(Dataset items)
— Start —
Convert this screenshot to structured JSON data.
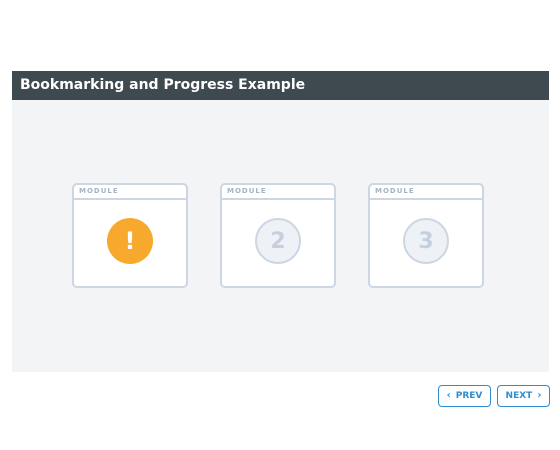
{
  "title": "Bookmarking and Progress Example",
  "modules": [
    {
      "header": "MODULE",
      "state": "alert",
      "badge": "!"
    },
    {
      "header": "MODULE",
      "state": "locked",
      "badge": "2"
    },
    {
      "header": "MODULE",
      "state": "locked",
      "badge": "3"
    }
  ],
  "nav": {
    "prev_label": "PREV",
    "next_label": "NEXT",
    "prev_icon": "chevron-left-icon",
    "next_icon": "chevron-right-icon"
  },
  "colors": {
    "titlebar": "#3f4a50",
    "accent_blue": "#2e8dd1",
    "alert_orange": "#f6a92c",
    "card_border": "#ccd7e3"
  }
}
— End —
• [What the task requires]: Make an exact copy of the listing above. Do not include the pictures.

• [Answer to this problem]:
Convert this screenshot to structured JSON data.
{
  "title": "Bookmarking and Progress Example",
  "modules": [
    {
      "header": "MODULE",
      "state": "alert",
      "badge": "!"
    },
    {
      "header": "MODULE",
      "state": "locked",
      "badge": "2"
    },
    {
      "header": "MODULE",
      "state": "locked",
      "badge": "3"
    }
  ],
  "nav": {
    "prev_label": "PREV",
    "next_label": "NEXT",
    "prev_icon": "chevron-left-icon",
    "next_icon": "chevron-right-icon"
  },
  "colors": {
    "titlebar": "#3f4a50",
    "accent_blue": "#2e8dd1",
    "alert_orange": "#f6a92c",
    "card_border": "#ccd7e3"
  }
}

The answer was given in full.